[Rows from a layout dataset]
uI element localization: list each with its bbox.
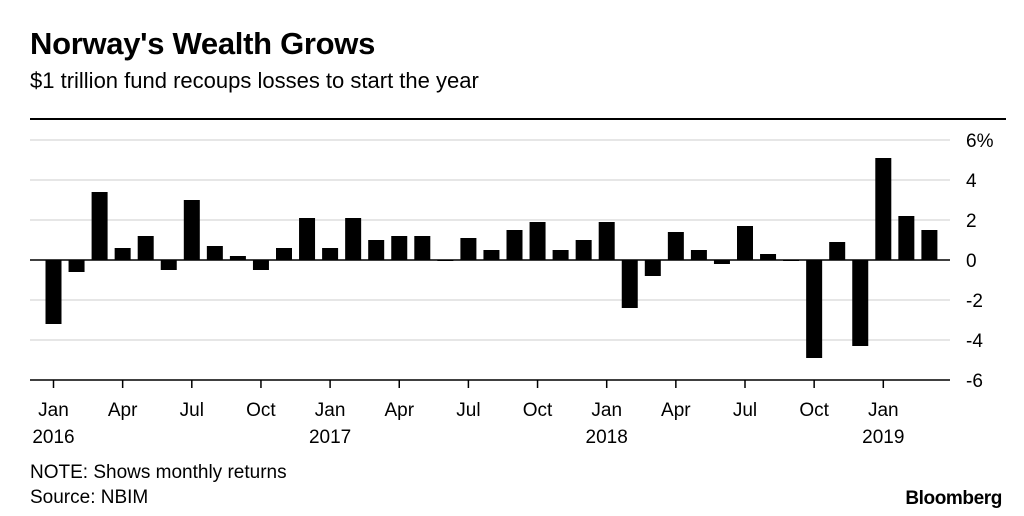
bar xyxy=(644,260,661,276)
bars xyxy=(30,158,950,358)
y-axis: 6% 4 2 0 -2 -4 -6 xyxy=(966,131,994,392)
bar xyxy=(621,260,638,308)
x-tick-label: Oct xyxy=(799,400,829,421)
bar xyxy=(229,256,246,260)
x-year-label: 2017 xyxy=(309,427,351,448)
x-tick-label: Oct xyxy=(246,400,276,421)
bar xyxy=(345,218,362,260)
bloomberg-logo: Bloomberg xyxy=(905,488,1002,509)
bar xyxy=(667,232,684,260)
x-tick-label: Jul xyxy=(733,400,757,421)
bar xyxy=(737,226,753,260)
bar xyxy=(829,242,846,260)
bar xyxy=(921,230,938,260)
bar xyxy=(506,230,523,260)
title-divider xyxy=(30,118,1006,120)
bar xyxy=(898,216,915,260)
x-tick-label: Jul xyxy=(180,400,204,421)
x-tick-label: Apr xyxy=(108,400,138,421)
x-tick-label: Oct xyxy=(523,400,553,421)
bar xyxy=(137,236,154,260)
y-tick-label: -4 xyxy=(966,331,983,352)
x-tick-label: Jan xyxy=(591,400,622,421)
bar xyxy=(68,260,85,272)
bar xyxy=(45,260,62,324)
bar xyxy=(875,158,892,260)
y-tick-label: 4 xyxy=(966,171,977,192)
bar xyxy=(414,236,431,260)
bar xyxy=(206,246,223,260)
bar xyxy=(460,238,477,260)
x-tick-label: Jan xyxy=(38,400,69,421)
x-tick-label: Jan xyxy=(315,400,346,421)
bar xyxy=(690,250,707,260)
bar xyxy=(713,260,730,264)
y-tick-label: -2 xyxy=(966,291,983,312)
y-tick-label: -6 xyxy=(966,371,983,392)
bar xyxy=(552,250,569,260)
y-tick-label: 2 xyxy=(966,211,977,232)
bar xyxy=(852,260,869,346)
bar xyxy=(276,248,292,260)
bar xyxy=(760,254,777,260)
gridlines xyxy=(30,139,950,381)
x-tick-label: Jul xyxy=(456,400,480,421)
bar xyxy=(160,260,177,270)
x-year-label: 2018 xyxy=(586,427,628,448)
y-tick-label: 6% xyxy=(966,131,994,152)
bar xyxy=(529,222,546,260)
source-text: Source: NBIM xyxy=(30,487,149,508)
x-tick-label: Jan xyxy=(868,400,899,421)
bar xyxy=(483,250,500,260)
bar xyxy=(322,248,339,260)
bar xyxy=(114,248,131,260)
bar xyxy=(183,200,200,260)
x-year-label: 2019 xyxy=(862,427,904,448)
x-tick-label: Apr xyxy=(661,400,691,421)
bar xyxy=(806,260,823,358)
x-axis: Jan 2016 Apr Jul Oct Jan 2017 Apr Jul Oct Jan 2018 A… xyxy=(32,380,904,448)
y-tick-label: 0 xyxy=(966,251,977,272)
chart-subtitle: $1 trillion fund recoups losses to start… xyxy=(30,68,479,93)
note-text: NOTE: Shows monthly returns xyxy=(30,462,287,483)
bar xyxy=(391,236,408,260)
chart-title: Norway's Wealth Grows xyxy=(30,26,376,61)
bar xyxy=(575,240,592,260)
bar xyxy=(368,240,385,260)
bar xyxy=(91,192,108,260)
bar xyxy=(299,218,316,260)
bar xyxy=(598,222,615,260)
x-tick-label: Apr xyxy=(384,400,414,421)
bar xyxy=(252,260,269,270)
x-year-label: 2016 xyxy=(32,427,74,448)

### The problem
Please write every line of the items above as a JSON list of strings, one string per line, skipping blank lines. Leave the pictures out of your answer.

### Finished exercise
[
  "uI element localization: list each with its bbox.",
  "bar xyxy=(644,260,661,276)",
  "bars xyxy=(30,158,950,358)",
  "y-axis: 6% 4 2 0 -2 -4 -6 xyxy=(966,131,994,392)",
  "bar xyxy=(621,260,638,308)",
  "x-tick-label: Oct xyxy=(799,400,829,421)",
  "bar xyxy=(229,256,246,260)",
  "x-year-label: 2017 xyxy=(309,427,351,448)",
  "x-tick-label: Oct xyxy=(246,400,276,421)",
  "bar xyxy=(345,218,362,260)",
  "bloomberg-logo: Bloomberg xyxy=(905,488,1002,509)",
  "bar xyxy=(667,232,684,260)",
  "x-tick-label: Jul xyxy=(733,400,757,421)",
  "bar xyxy=(737,226,753,260)",
  "bar xyxy=(829,242,846,260)",
  "bar xyxy=(921,230,938,260)",
  "bar xyxy=(506,230,523,260)",
  "title-divider xyxy=(30,118,1006,120)",
  "bar xyxy=(898,216,915,260)",
  "x-tick-label: Jul xyxy=(180,400,204,421)",
  "x-tick-label: Apr xyxy=(108,400,138,421)",
  "x-tick-label: Oct xyxy=(523,400,553,421)",
  "bar xyxy=(137,236,154,260)",
  "y-tick-label: -4 xyxy=(966,331,983,352)",
  "x-tick-label: Jan xyxy=(591,400,622,421)",
  "bar xyxy=(68,260,85,272)",
  "bar xyxy=(45,260,62,324)",
  "bar xyxy=(875,158,892,260)",
  "y-tick-label: 4 xyxy=(966,171,977,192)",
  "bar xyxy=(414,236,431,260)",
  "bar xyxy=(206,246,223,260)",
  "bar xyxy=(460,238,477,260)",
  "x-tick-label: Jan xyxy=(38,400,69,421)",
  "x-tick-label: Jan xyxy=(315,400,346,421)",
  "bar xyxy=(690,250,707,260)",
  "bar xyxy=(713,260,730,264)",
  "y-tick-label: -2 xyxy=(966,291,983,312)",
  "y-tick-label: -6 xyxy=(966,371,983,392)",
  "bar xyxy=(552,250,569,260)",
  "y-tick-label: 2 xyxy=(966,211,977,232)",
  "bar xyxy=(852,260,869,346)",
  "bar xyxy=(276,248,292,260)",
  "bar xyxy=(760,254,777,260)",
  "gridlines xyxy=(30,139,950,381)",
  "x-tick-label: Jul xyxy=(456,400,480,421)",
  "bar xyxy=(160,260,177,270)",
  "x-year-label: 2018 xyxy=(586,427,628,448)",
  "y-tick-label: 6% xyxy=(966,131,994,152)",
  "bar xyxy=(529,222,546,260)",
  "source-text: Source: NBIM xyxy=(30,487,149,508)",
  "x-tick-label: Jan xyxy=(868,400,899,421)",
  "bar xyxy=(483,250,500,260)",
  "bar xyxy=(322,248,339,260)",
  "bar xyxy=(114,248,131,260)",
  "bar xyxy=(183,200,200,260)",
  "x-year-label: 2019 xyxy=(862,427,904,448)",
  "x-tick-label: Apr xyxy=(661,400,691,421)",
  "bar xyxy=(806,260,823,358)",
  "x-axis: Jan 2016 Apr Jul Oct Jan 2017 Apr Jul Oct Jan 2018 A… xyxy=(32,380,904,448)",
  "y-tick-label: 0 xyxy=(966,251,977,272)",
  "chart-subtitle: $1 trillion fund recoups losses to start… xyxy=(30,68,479,93)",
  "note-text: NOTE: Shows monthly returns xyxy=(30,462,287,483)",
  "bar xyxy=(391,236,408,260)",
  "chart-title: Norway's Wealth Grows xyxy=(30,26,376,61)",
  "bar xyxy=(575,240,592,260)",
  "bar xyxy=(368,240,385,260)",
  "bar xyxy=(91,192,108,260)",
  "bar xyxy=(299,218,316,260)",
  "bar xyxy=(598,222,615,260)",
  "x-tick-label: Apr xyxy=(384,400,414,421)",
  "bar xyxy=(252,260,269,270)",
  "x-year-label: 2016 xyxy=(32,427,74,448)"
]